--- begin DATA TO USE ---
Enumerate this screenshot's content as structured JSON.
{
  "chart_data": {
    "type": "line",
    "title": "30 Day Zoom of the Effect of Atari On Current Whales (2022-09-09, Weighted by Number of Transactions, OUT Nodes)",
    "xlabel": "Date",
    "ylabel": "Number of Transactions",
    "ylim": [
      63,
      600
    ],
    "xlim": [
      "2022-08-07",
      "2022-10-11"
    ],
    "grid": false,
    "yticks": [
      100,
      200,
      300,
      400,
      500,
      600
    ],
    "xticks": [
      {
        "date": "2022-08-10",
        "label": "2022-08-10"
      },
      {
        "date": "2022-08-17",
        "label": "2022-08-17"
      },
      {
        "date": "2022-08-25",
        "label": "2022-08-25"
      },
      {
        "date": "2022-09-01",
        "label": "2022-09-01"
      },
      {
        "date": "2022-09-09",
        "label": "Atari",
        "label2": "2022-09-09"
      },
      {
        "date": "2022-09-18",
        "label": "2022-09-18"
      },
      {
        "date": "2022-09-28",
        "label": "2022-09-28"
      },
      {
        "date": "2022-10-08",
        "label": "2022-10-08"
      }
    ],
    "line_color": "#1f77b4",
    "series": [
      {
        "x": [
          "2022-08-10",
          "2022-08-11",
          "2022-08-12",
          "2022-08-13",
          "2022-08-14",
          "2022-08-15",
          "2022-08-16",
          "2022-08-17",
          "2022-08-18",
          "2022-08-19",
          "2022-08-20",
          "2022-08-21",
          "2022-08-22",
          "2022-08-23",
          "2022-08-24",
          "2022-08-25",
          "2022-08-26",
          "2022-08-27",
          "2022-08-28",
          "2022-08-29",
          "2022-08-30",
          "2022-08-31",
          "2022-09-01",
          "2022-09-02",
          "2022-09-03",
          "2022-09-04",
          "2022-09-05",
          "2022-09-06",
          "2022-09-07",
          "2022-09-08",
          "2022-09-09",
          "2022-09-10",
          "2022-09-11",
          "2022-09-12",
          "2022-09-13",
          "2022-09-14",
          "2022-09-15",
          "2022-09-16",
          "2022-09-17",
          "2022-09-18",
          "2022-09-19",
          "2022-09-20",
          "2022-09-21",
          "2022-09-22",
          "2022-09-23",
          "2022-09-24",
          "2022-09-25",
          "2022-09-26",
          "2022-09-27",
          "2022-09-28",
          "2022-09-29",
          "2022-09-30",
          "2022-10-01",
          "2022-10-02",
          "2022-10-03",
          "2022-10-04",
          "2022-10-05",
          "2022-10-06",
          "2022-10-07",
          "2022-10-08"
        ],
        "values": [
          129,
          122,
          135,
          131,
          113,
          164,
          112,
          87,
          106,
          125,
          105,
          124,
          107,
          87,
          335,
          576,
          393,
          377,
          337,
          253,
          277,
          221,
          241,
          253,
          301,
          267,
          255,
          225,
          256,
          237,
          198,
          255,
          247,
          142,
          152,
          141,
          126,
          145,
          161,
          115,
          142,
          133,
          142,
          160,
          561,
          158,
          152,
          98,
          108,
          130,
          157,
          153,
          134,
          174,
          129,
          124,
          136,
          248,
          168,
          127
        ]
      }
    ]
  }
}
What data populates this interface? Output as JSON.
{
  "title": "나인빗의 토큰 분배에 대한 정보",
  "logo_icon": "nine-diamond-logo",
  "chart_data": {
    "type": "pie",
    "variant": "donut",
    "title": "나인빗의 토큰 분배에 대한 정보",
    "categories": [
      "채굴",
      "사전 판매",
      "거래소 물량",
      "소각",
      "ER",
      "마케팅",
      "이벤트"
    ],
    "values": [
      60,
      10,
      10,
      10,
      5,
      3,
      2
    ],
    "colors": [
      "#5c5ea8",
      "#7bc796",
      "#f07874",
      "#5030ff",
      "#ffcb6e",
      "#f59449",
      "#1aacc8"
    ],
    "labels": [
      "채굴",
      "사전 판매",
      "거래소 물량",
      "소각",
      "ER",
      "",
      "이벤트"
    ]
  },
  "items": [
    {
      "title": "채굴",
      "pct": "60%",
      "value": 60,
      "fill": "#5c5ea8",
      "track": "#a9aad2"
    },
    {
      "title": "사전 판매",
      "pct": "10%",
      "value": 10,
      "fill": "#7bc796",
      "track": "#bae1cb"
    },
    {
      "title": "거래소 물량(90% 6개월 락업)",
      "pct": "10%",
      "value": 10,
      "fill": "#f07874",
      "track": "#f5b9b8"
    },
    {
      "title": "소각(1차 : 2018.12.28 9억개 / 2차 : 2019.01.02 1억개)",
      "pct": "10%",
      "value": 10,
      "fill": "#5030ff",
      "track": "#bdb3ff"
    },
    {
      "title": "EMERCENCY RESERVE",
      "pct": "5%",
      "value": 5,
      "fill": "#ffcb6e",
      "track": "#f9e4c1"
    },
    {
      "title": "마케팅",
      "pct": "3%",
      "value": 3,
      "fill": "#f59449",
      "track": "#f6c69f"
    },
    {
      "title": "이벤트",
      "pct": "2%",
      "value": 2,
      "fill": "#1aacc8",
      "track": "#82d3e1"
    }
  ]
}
--- end DATA TO USE ---
REQUIREMENTS: Repeat the listing above without any change.

CORRECT ANSWER:
Enumerate this screenshot's content as structured JSON.
{
  "chart_data": {
    "type": "line",
    "title": "30 Day Zoom of the Effect of Atari On Current Whales (2022-09-09, Weighted by Number of Transactions, OUT Nodes)",
    "xlabel": "Date",
    "ylabel": "Number of Transactions",
    "ylim": [
      63,
      600
    ],
    "xlim": [
      "2022-08-07",
      "2022-10-11"
    ],
    "grid": false,
    "yticks": [
      100,
      200,
      300,
      400,
      500,
      600
    ],
    "xticks": [
      {
        "date": "2022-08-10",
        "label": "2022-08-10"
      },
      {
        "date": "2022-08-17",
        "label": "2022-08-17"
      },
      {
        "date": "2022-08-25",
        "label": "2022-08-25"
      },
      {
        "date": "2022-09-01",
        "label": "2022-09-01"
      },
      {
        "date": "2022-09-09",
        "label": "Atari",
        "label2": "2022-09-09"
      },
      {
        "date": "2022-09-18",
        "label": "2022-09-18"
      },
      {
        "date": "2022-09-28",
        "label": "2022-09-28"
      },
      {
        "date": "2022-10-08",
        "label": "2022-10-08"
      }
    ],
    "line_color": "#1f77b4",
    "series": [
      {
        "x": [
          "2022-08-10",
          "2022-08-11",
          "2022-08-12",
          "2022-08-13",
          "2022-08-14",
          "2022-08-15",
          "2022-08-16",
          "2022-08-17",
          "2022-08-18",
          "2022-08-19",
          "2022-08-20",
          "2022-08-21",
          "2022-08-22",
          "2022-08-23",
          "2022-08-24",
          "2022-08-25",
          "2022-08-26",
          "2022-08-27",
          "2022-08-28",
          "2022-08-29",
          "2022-08-30",
          "2022-08-31",
          "2022-09-01",
          "2022-09-02",
          "2022-09-03",
          "2022-09-04",
          "2022-09-05",
          "2022-09-06",
          "2022-09-07",
          "2022-09-08",
          "2022-09-09",
          "2022-09-10",
          "2022-09-11",
          "2022-09-12",
          "2022-09-13",
          "2022-09-14",
          "2022-09-15",
          "2022-09-16",
          "2022-09-17",
          "2022-09-18",
          "2022-09-19",
          "2022-09-20",
          "2022-09-21",
          "2022-09-22",
          "2022-09-23",
          "2022-09-24",
          "2022-09-25",
          "2022-09-26",
          "2022-09-27",
          "2022-09-28",
          "2022-09-29",
          "2022-09-30",
          "2022-10-01",
          "2022-10-02",
          "2022-10-03",
          "2022-10-04",
          "2022-10-05",
          "2022-10-06",
          "2022-10-07",
          "2022-10-08"
        ],
        "values": [
          129,
          122,
          135,
          131,
          113,
          164,
          112,
          87,
          106,
          125,
          105,
          124,
          107,
          87,
          335,
          576,
          393,
          377,
          337,
          253,
          277,
          221,
          241,
          253,
          301,
          267,
          255,
          225,
          256,
          237,
          198,
          255,
          247,
          142,
          152,
          141,
          126,
          145,
          161,
          115,
          142,
          133,
          142,
          160,
          561,
          158,
          152,
          98,
          108,
          130,
          157,
          153,
          134,
          174,
          129,
          124,
          136,
          248,
          168,
          127
        ]
      }
    ]
  }
}
What data populates this interface? Output as JSON.
{
  "title": "나인빗의 토큰 분배에 대한 정보",
  "logo_icon": "nine-diamond-logo",
  "chart_data": {
    "type": "pie",
    "variant": "donut",
    "title": "나인빗의 토큰 분배에 대한 정보",
    "categories": [
      "채굴",
      "사전 판매",
      "거래소 물량",
      "소각",
      "ER",
      "마케팅",
      "이벤트"
    ],
    "values": [
      60,
      10,
      10,
      10,
      5,
      3,
      2
    ],
    "colors": [
      "#5c5ea8",
      "#7bc796",
      "#f07874",
      "#5030ff",
      "#ffcb6e",
      "#f59449",
      "#1aacc8"
    ],
    "labels": [
      "채굴",
      "사전 판매",
      "거래소 물량",
      "소각",
      "ER",
      "",
      "이벤트"
    ]
  },
  "items": [
    {
      "title": "채굴",
      "pct": "60%",
      "value": 60,
      "fill": "#5c5ea8",
      "track": "#a9aad2"
    },
    {
      "title": "사전 판매",
      "pct": "10%",
      "value": 10,
      "fill": "#7bc796",
      "track": "#bae1cb"
    },
    {
      "title": "거래소 물량(90% 6개월 락업)",
      "pct": "10%",
      "value": 10,
      "fill": "#f07874",
      "track": "#f5b9b8"
    },
    {
      "title": "소각(1차 : 2018.12.28 9억개 / 2차 : 2019.01.02 1억개)",
      "pct": "10%",
      "value": 10,
      "fill": "#5030ff",
      "track": "#bdb3ff"
    },
    {
      "title": "EMERCENCY RESERVE",
      "pct": "5%",
      "value": 5,
      "fill": "#ffcb6e",
      "track": "#f9e4c1"
    },
    {
      "title": "마케팅",
      "pct": "3%",
      "value": 3,
      "fill": "#f59449",
      "track": "#f6c69f"
    },
    {
      "title": "이벤트",
      "pct": "2%",
      "value": 2,
      "fill": "#1aacc8",
      "track": "#82d3e1"
    }
  ]
}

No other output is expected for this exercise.